* **Your instructions**: Reproduce the passage from the post on site-wide KPIs, from "I’ve been writing" up to and including "Revenue is up!".

* **Page extract**:
◆ ◆ ◆

The Two-Tiered Segmentation has become a fundamental technique for us at Semphonic. It forms the basis of our approach to everything from KPIs to Report Set Design to Use-Case Analysis to Data Warehouse Modeling. It’s probably the single most important technique in our toolkit.
What’s surprising is that our approach to the Two-Tiered Segmentation didn’t come directly out of Database Marketing efforts though it’s now a fundamental part of those efforts. It was actually part of an effort to significantly improve our Management Reporting Products and our frustration with the current industry “best-practice” around KPIs (for more about how our industry has misinterpreted KPIs check out my colleague Phil Kemelor’s recent post).
I’ve been writing for years that our industry’s approach to reporting was deeply flawed. The idea of reducing Management Reporting to a small set of actionable KPIs is both misguided and harmful. I’ve shown before – in terms that I think are all but indisputable – that the idea of an actionable KPI is wrong. In practice, however, it isn’t just the concept of “actionability” that’s in question; it’s the whole idea of a site-wide KPI.
Think I’m wrong?
Consider the following statements that you might commonly hear in a discussion of Web analytics:
- Our Traffic (Visits) is up
- Our Conversion Rate is down!
- Our Online Revenue is up!
- Our NetPromoter Score is unchanged.
Each of these statements includes a typical and obviously interesting KPI: visits, conversion rate, revenue and customer willingness to recommend. If metrics like these aren’t site-wide and actionable, then what would be?
Each statement has an obvious interpretation: Traffic is up seems good; conversion rate down is certainly bad; online revenue being up is clearly good, and NetPromoter Score unchanged is obviously neutral.
Interpretation is a snap…
Or is it? What if all four happen to be true?
It’s certainly possible that for a single site, all four of these statements could be true at the same time; in which case we’d have two positive indicators, one negative indicator and one neutral indicator. A muddle. This underscores what should be an obvious point: it’s almost impossible for a single KPI to capture enough information to correctly understand a system. The goal of reporting is understanding, not action, and there is no single guideline for how complex the metrics needed to understand a system actually are.

◆ ◆ ◆

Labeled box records
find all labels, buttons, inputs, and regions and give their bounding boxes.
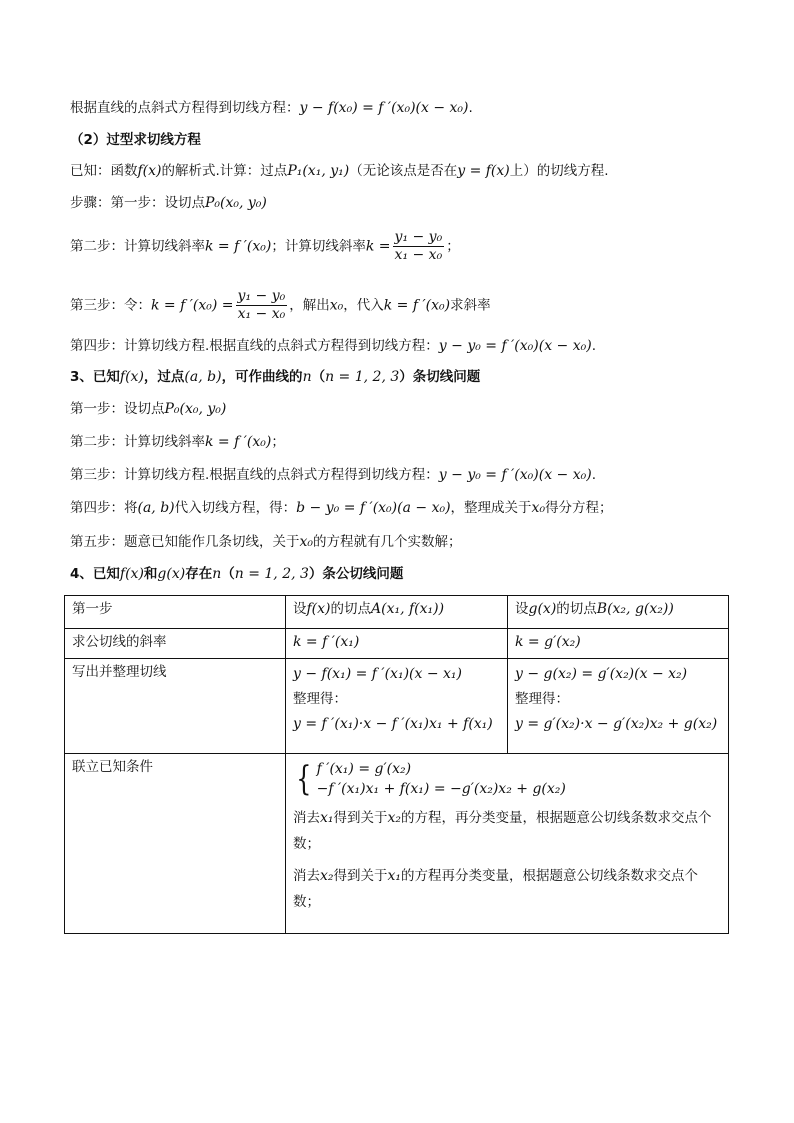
section-heading-2: （2）过型求切线方程 (70, 132, 201, 148)
math-expr: y = g′(x₂)·x − g′(x₂)x₂ + g(x₂) (515, 716, 718, 732)
math-expr: k = f ′(x₀) = (151, 297, 234, 314)
text: 求斜率 (450, 297, 491, 314)
text: 消去 (293, 868, 320, 884)
text: ，解出 (289, 297, 330, 314)
math-expr: b − y₀ = f ′(x₀)(a − x₀) (296, 500, 451, 516)
math-expr: P₁(x₁, y₁) (287, 163, 350, 179)
brace-icon: { (296, 759, 312, 799)
math-expr: k = f ′(x₁) (293, 634, 360, 650)
math-expr: n = 1, 2, 3 (325, 369, 400, 385)
math-expr: f ′(x₁) = g′(x₂) (316, 761, 412, 777)
table-cell (508, 629, 729, 659)
text: （无论该点是否在 (349, 163, 458, 179)
math-expr: x₂ (387, 810, 402, 826)
common-tangent-table (64, 595, 729, 934)
text: 第四步：计算切线方程.根据直线的点斜式方程得到切线方程： (70, 338, 439, 354)
table-cell (286, 596, 508, 629)
math-expr: k = f ′(x₀) (205, 238, 272, 255)
math-expr: (a, b) (184, 369, 222, 385)
known-line (70, 161, 609, 181)
math-expr: P₀(x₀, y₀) (164, 401, 227, 417)
text: 的方程就有几个实数解； (313, 534, 462, 550)
section-heading-4 (70, 564, 403, 584)
sec3-step-2 (70, 432, 285, 452)
math-expr: x₀ (531, 500, 546, 516)
math-expr: −f ′(x₁)x₁ + f(x₁) = −g′(x₂)x₂ + g(x₂) (316, 781, 566, 797)
table-cell: 联立已知条件 (65, 754, 286, 934)
text: ，过点 (143, 369, 185, 385)
math-expr: y − y₀ = f ′(x₀)(x − x₀) (438, 338, 592, 354)
table-cell (508, 659, 729, 754)
math-expr: y − f(x₀) = f ′(x₀)(x − x₀) (299, 100, 469, 116)
text: 第四步：将 (70, 500, 138, 516)
text: ）条切线问题 (399, 369, 481, 385)
tangent-eq-line (70, 98, 473, 118)
math-expr: x₂ (320, 868, 334, 884)
math-expr: x₀ (329, 297, 344, 314)
text: 的方程再分类变量，根据题意公切线条数求交点个数； (293, 868, 699, 910)
section-heading-3 (70, 367, 480, 387)
table-row (65, 596, 729, 629)
text: 消去 (293, 810, 320, 826)
text: 3、已知 (70, 369, 120, 385)
math-expr: y − y₀ = f ′(x₀)(x − x₀) (438, 467, 592, 483)
equation-system (293, 759, 721, 799)
text: . (591, 338, 596, 354)
paragraph (293, 805, 721, 857)
text: 代入切线方程，得： (174, 500, 297, 516)
sec3-step-1 (70, 399, 226, 419)
text: 得到关于 (333, 810, 388, 826)
text: 步骤：第一步：设切点 (70, 195, 205, 211)
step-4-line (70, 336, 596, 356)
math-expr: n (302, 369, 312, 385)
text: ；计算切线斜率 (271, 238, 366, 255)
math-expr: g(x) (157, 566, 186, 582)
math-expr: x₀ (299, 534, 314, 550)
table-cell (508, 596, 729, 629)
text: 的解析式.计算：过点 (161, 163, 288, 179)
math-expr: P₀(x₀, y₀) (205, 195, 267, 211)
slope-fraction (393, 229, 445, 264)
text: 第二步：计算切线斜率 (70, 434, 205, 450)
math-expr: g(x) (528, 601, 557, 617)
text: . (468, 100, 473, 116)
text: 第五步：题意已知能作几条切线，关于 (70, 534, 300, 550)
text: 已知：函数 (70, 163, 138, 179)
sec3-step-5 (70, 532, 462, 552)
text: ，代入 (343, 297, 384, 314)
math-expr: y − f(x₁) = f ′(x₁)(x − x₁) (293, 666, 462, 682)
text: 第二步：计算切线斜率 (70, 238, 205, 255)
text: ，可作曲线的 (221, 369, 303, 385)
table-row (65, 659, 729, 754)
step-2-line (70, 229, 460, 264)
slope-fraction (236, 288, 288, 323)
math-expr: A(x₁, f(x₁)) (371, 601, 445, 617)
math-expr: x₁ (320, 810, 334, 826)
table-cell (286, 754, 729, 934)
text: 的切点 (556, 601, 597, 617)
text: . (591, 467, 596, 483)
fraction-denominator: x₁ − x₀ (237, 306, 286, 322)
sec3-step-3 (70, 465, 596, 485)
text: 整理得： (293, 691, 347, 707)
math-expr: k = f ′(x₀) (205, 434, 272, 450)
fraction-numerator: y₁ − y₀ (394, 229, 443, 245)
math-expr: n = 1, 2, 3 (234, 566, 309, 582)
text: 第三步：计算切线方程.根据直线的点斜式方程得到切线方程： (70, 467, 439, 483)
math-expr: (a, b) (137, 500, 175, 516)
table-cell: 第一步 (65, 596, 286, 629)
table-cell (286, 659, 508, 754)
fraction-denominator: x₁ − x₀ (394, 247, 443, 263)
math-expr: x₁ (387, 868, 402, 884)
text: 根据直线的点斜式方程得到切线方程： (70, 100, 300, 116)
math-expr: f(x) (137, 163, 162, 179)
text: 得到关于 (333, 868, 388, 884)
text: ，整理成关于 (450, 500, 532, 516)
math-expr: n (212, 566, 222, 582)
text: 得分方程； (545, 500, 613, 516)
math-expr: f(x) (119, 369, 144, 385)
sec3-step-4 (70, 498, 613, 518)
text: 第一步：设切点 (70, 401, 165, 417)
math-expr: f(x) (306, 601, 331, 617)
text: 4、已知 (70, 566, 120, 582)
text: 和 (143, 566, 158, 582)
text: 的切点 (330, 601, 372, 617)
text: ； (446, 238, 460, 255)
math-expr: k = f ′(x₀) (383, 297, 451, 314)
text: 整理得： (515, 691, 569, 707)
math-expr: y = f ′(x₁)·x − f ′(x₁)x₁ + f(x₁) (293, 716, 493, 732)
text: 存在 (185, 566, 213, 582)
text: 第三步：令： (70, 297, 151, 314)
math-expr: k = (365, 238, 391, 255)
text: 的方程，再分类变量，根据题意公切线条数求交点个数； (293, 810, 712, 852)
table-row (65, 754, 729, 934)
table-cell (286, 629, 508, 659)
step-1-line (70, 193, 267, 213)
text: 上）的切线方程. (509, 163, 609, 179)
text: 设 (293, 601, 307, 617)
text: （ (221, 566, 235, 582)
table-cell: 写出并整理切线 (65, 659, 286, 754)
paragraph (293, 863, 721, 915)
step-3-line (70, 288, 491, 323)
text: ； (271, 434, 285, 450)
text: 设 (515, 601, 529, 617)
text: （ (311, 369, 326, 385)
math-expr: k = g′(x₂) (515, 634, 581, 650)
text: ）条公切线问题 (308, 566, 404, 582)
math-expr: f(x) (119, 566, 144, 582)
math-expr: y = f(x) (457, 163, 510, 179)
math-expr: B(x₂, g(x₂)) (596, 601, 674, 617)
math-expr: y − g(x₂) = g′(x₂)(x − x₂) (515, 666, 688, 682)
fraction-numerator: y₁ − y₀ (237, 288, 286, 304)
table-row (65, 629, 729, 659)
table-cell: 求公切线的斜率 (65, 629, 286, 659)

◆ ◆ ◆

* **Full answer**:
I’ve been writing for years that our industry’s approach to reporting was deeply flawed. The idea of reducing Management Reporting to a small set of actionable KPIs is both misguided and harmful. I’ve shown before – in terms that I think are all but indisputable – that the idea of an actionable KPI is wrong. In practice, however, it isn’t just the concept of “actionability” that’s in question; it’s the whole idea of a site-wide KPI.
Think I’m wrong?
Consider the following statements that you might commonly hear in a discussion of Web analytics:
- Our Traffic (Visits) is up
- Our Conversion Rate is down!
- Our Online Revenue is up!